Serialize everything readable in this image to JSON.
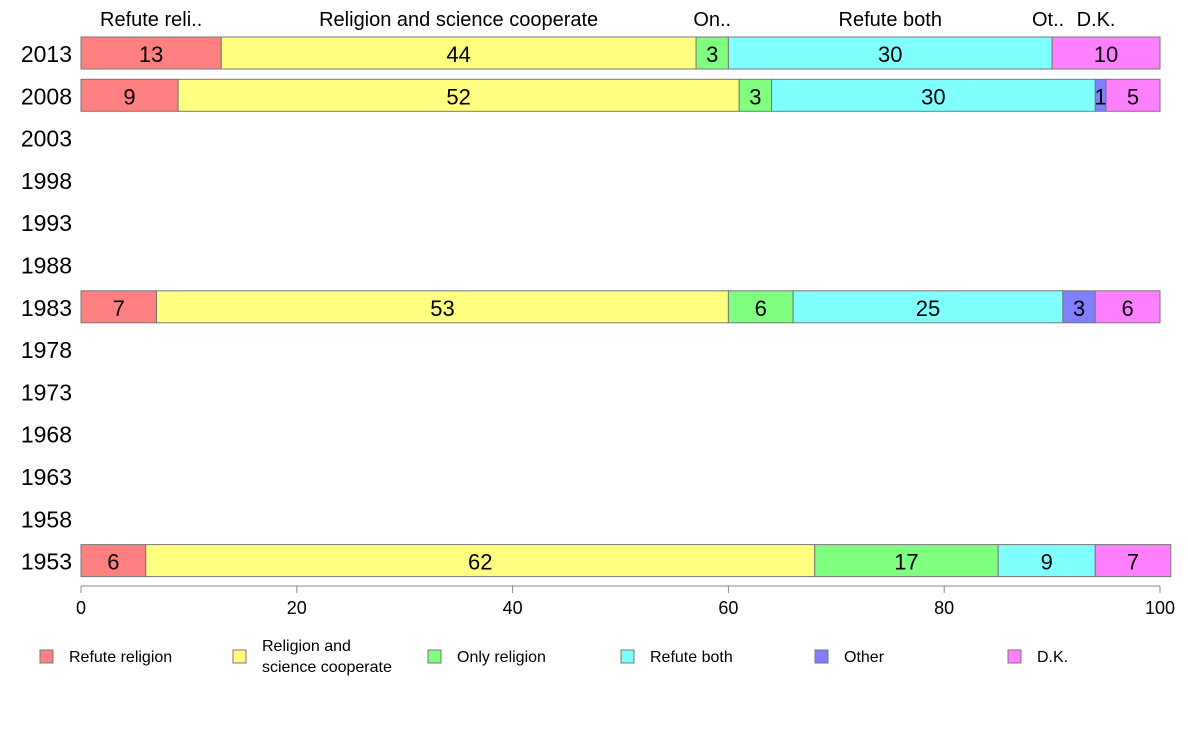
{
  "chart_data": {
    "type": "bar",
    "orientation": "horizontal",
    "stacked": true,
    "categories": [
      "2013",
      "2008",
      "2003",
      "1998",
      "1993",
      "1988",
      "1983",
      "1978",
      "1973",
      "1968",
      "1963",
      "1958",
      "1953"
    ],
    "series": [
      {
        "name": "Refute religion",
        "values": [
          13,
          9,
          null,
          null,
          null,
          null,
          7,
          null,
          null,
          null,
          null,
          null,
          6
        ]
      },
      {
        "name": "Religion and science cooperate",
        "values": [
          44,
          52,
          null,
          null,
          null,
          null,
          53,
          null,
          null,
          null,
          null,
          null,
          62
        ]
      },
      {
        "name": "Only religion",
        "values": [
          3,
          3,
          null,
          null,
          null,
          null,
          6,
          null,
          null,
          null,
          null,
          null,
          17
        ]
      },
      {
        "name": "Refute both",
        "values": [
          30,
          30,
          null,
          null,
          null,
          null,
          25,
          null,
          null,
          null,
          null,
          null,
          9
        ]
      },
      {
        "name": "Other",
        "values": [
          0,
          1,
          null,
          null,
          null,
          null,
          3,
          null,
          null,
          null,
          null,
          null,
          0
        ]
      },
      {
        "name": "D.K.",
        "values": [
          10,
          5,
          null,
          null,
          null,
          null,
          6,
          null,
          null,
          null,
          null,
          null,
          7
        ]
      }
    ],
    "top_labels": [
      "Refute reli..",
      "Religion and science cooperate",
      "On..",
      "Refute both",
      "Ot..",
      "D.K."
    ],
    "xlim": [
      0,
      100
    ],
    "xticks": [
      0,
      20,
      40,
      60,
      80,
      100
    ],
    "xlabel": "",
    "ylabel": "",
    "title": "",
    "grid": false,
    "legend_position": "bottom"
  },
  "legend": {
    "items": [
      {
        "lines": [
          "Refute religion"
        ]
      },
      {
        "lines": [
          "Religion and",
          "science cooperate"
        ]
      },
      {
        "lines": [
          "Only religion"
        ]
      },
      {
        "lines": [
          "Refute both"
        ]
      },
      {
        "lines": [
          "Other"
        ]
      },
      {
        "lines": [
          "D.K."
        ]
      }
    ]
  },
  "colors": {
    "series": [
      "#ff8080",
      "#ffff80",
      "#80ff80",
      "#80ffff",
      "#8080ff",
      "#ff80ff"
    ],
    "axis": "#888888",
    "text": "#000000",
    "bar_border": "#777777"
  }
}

• _Short task_
Leave out the pictures and repeat everything else in the records exactly.

• _Response to the task_
Serialize everything readable in this image to JSON.
{
  "chart_data": {
    "type": "bar",
    "orientation": "horizontal",
    "stacked": true,
    "categories": [
      "2013",
      "2008",
      "2003",
      "1998",
      "1993",
      "1988",
      "1983",
      "1978",
      "1973",
      "1968",
      "1963",
      "1958",
      "1953"
    ],
    "series": [
      {
        "name": "Refute religion",
        "values": [
          13,
          9,
          null,
          null,
          null,
          null,
          7,
          null,
          null,
          null,
          null,
          null,
          6
        ]
      },
      {
        "name": "Religion and science cooperate",
        "values": [
          44,
          52,
          null,
          null,
          null,
          null,
          53,
          null,
          null,
          null,
          null,
          null,
          62
        ]
      },
      {
        "name": "Only religion",
        "values": [
          3,
          3,
          null,
          null,
          null,
          null,
          6,
          null,
          null,
          null,
          null,
          null,
          17
        ]
      },
      {
        "name": "Refute both",
        "values": [
          30,
          30,
          null,
          null,
          null,
          null,
          25,
          null,
          null,
          null,
          null,
          null,
          9
        ]
      },
      {
        "name": "Other",
        "values": [
          0,
          1,
          null,
          null,
          null,
          null,
          3,
          null,
          null,
          null,
          null,
          null,
          0
        ]
      },
      {
        "name": "D.K.",
        "values": [
          10,
          5,
          null,
          null,
          null,
          null,
          6,
          null,
          null,
          null,
          null,
          null,
          7
        ]
      }
    ],
    "top_labels": [
      "Refute reli..",
      "Religion and science cooperate",
      "On..",
      "Refute both",
      "Ot..",
      "D.K."
    ],
    "xlim": [
      0,
      100
    ],
    "xticks": [
      0,
      20,
      40,
      60,
      80,
      100
    ],
    "xlabel": "",
    "ylabel": "",
    "title": "",
    "grid": false,
    "legend_position": "bottom"
  },
  "legend": {
    "items": [
      {
        "lines": [
          "Refute religion"
        ]
      },
      {
        "lines": [
          "Religion and",
          "science cooperate"
        ]
      },
      {
        "lines": [
          "Only religion"
        ]
      },
      {
        "lines": [
          "Refute both"
        ]
      },
      {
        "lines": [
          "Other"
        ]
      },
      {
        "lines": [
          "D.K."
        ]
      }
    ]
  },
  "colors": {
    "series": [
      "#ff8080",
      "#ffff80",
      "#80ff80",
      "#80ffff",
      "#8080ff",
      "#ff80ff"
    ],
    "axis": "#888888",
    "text": "#000000",
    "bar_border": "#777777"
  }
}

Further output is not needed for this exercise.